PROMPT →
Answer with one number: how many lines hold the string "discrimination".

TASK DATA →

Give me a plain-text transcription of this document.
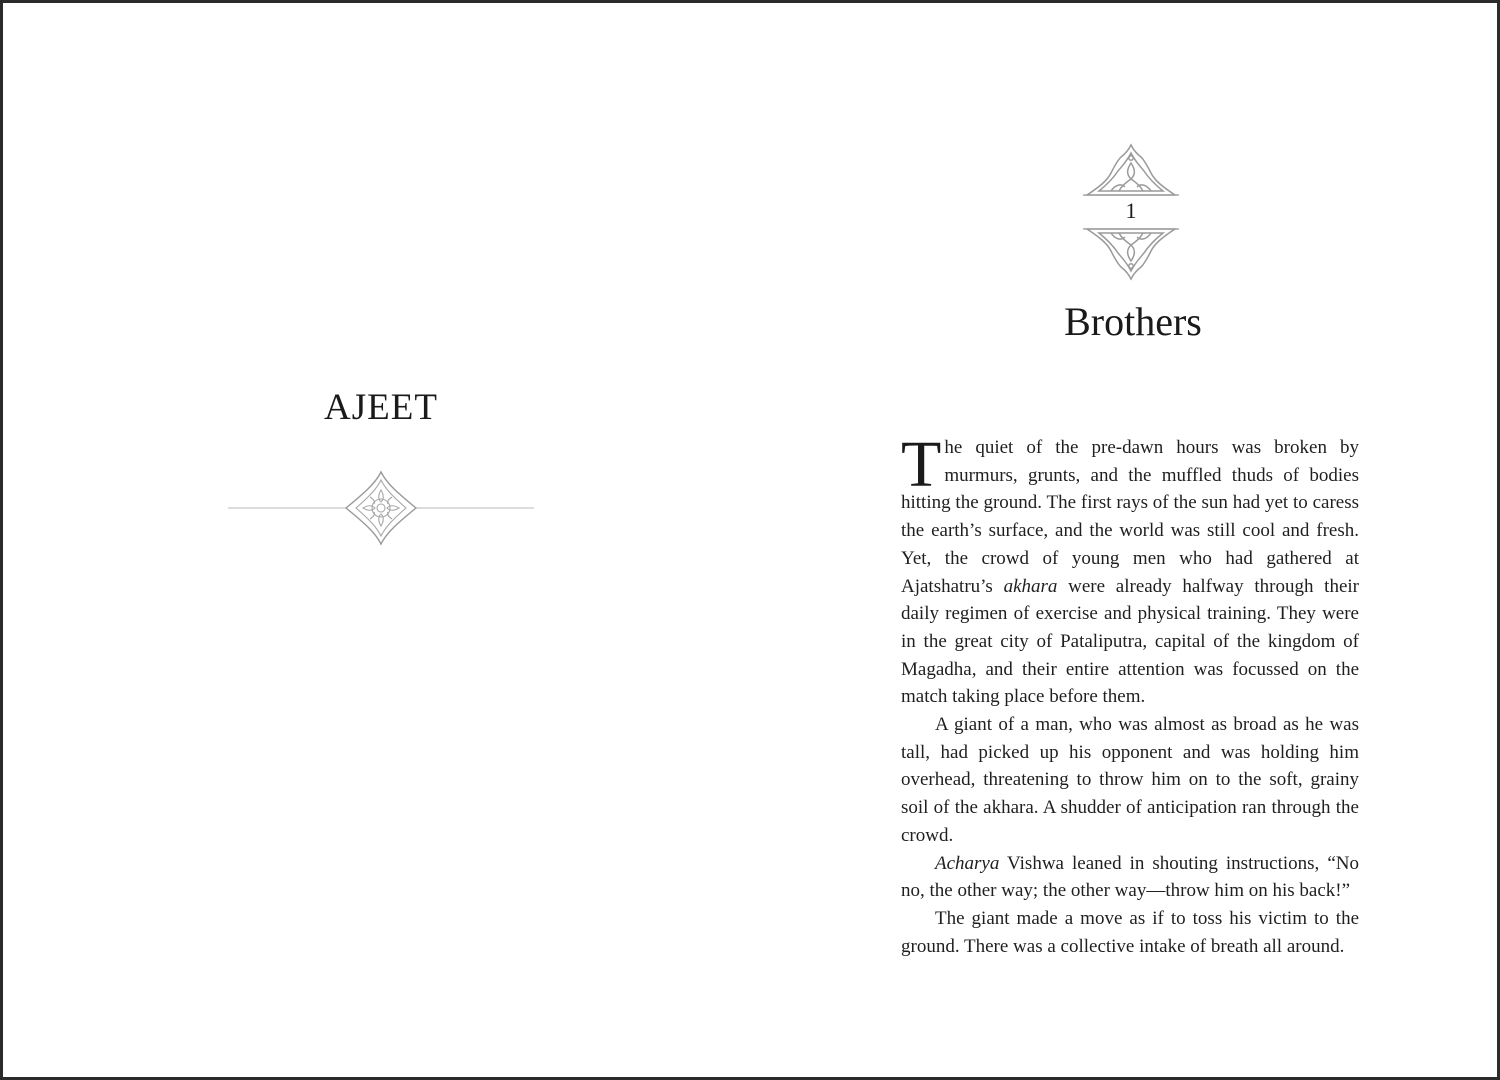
AJEET
1
Brothers

The quiet of the pre-dawn hours was broken by murmurs, grunts, and the muffled thuds of bodies hitting the ground. The first rays of the sun had yet to caress the earth’s surface, and the world was still cool and fresh. Yet, the crowd of young men who had gathered at Ajatshatru’s akhara were already halfway through their daily regimen of exercise and physical training. They were in the great city of Pataliputra, capital of the kingdom of Magadha, and their entire attention was focussed on the match taking place before them.

A giant of a man, who was almost as broad as he was tall, had picked up his opponent and was holding him overhead, threatening to throw him on to the soft, grainy soil of the akhara. A shudder of anticipation ran through the crowd.

Acharya Vishwa leaned in shouting instructions, “No no, the other way; the other way—throw him on his back!”

The giant made a move as if to toss his victim to the ground. There was a collective intake of breath all around.
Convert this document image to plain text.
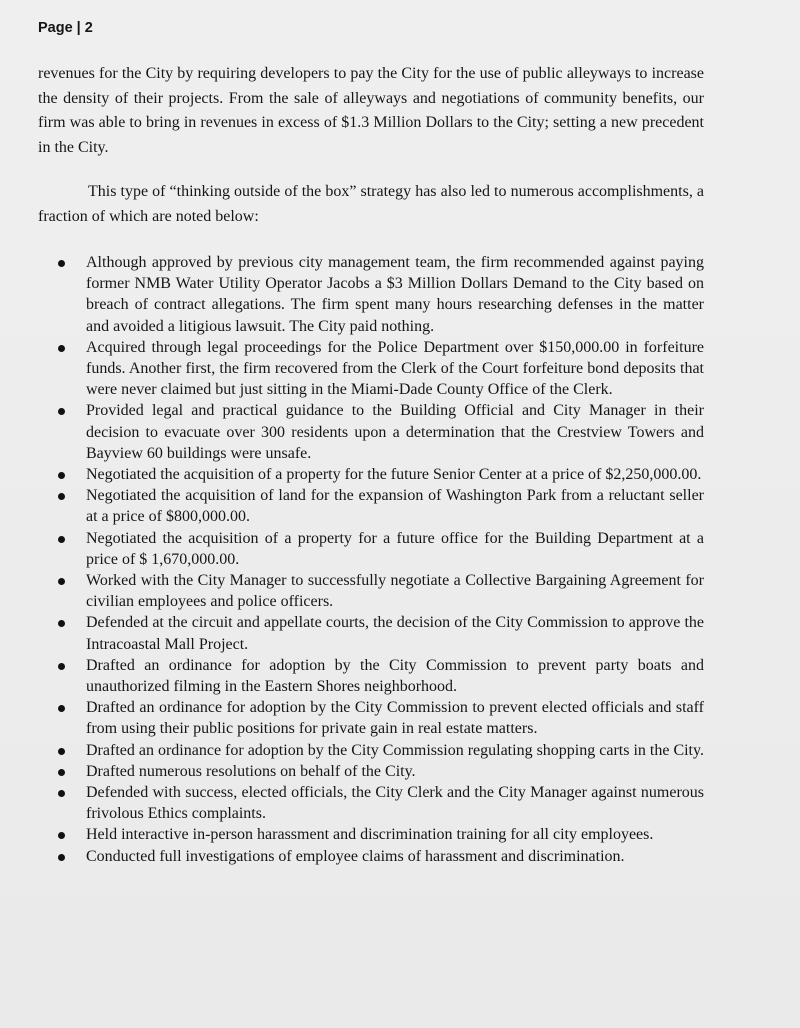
Page | 2

revenues for the City by requiring developers to pay the City for the use of public alleyways to increase the density of their projects. From the sale of alleyways and negotiations of community benefits, our firm was able to bring in revenues in excess of $1.3 Million Dollars to the City; setting a new precedent in the City.

This type of “thinking outside of the box” strategy has also led to numerous accomplishments, a fraction of which are noted below:

Although approved by previous city management team, the firm recommended against paying former NMB Water Utility Operator Jacobs a $3 Million Dollars Demand to the City based on breach of contract allegations. The firm spent many hours researching defenses in the matter and avoided a litigious lawsuit. The City paid nothing.
Acquired through legal proceedings for the Police Department over $150,000.00 in forfeiture funds. Another first, the firm recovered from the Clerk of the Court forfeiture bond deposits that were never claimed but just sitting in the Miami-Dade County Office of the Clerk.
Provided legal and practical guidance to the Building Official and City Manager in their decision to evacuate over 300 residents upon a determination that the Crestview Towers and Bayview 60 buildings were unsafe.
Negotiated the acquisition of a property for the future Senior Center at a price of $2,250,000.00.
Negotiated the acquisition of land for the expansion of Washington Park from a reluctant seller at a price of $800,000.00.
Negotiated the acquisition of a property for a future office for the Building Department at a price of $ 1,670,000.00.
Worked with the City Manager to successfully negotiate a Collective Bargaining Agreement for civilian employees and police officers.
Defended at the circuit and appellate courts, the decision of the City Commission to approve the Intracoastal Mall Project.
Drafted an ordinance for adoption by the City Commission to prevent party boats and unauthorized filming in the Eastern Shores neighborhood.
Drafted an ordinance for adoption by the City Commission to prevent elected officials and staff from using their public positions for private gain in real estate matters.
Drafted an ordinance for adoption by the City Commission regulating shopping carts in the City.
Drafted numerous resolutions on behalf of the City.
Defended with success, elected officials, the City Clerk and the City Manager against numerous frivolous Ethics complaints.
Held interactive in-person harassment and discrimination training for all city employees.
Conducted full investigations of employee claims of harassment and discrimination.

EXERCISE ANSWER →
2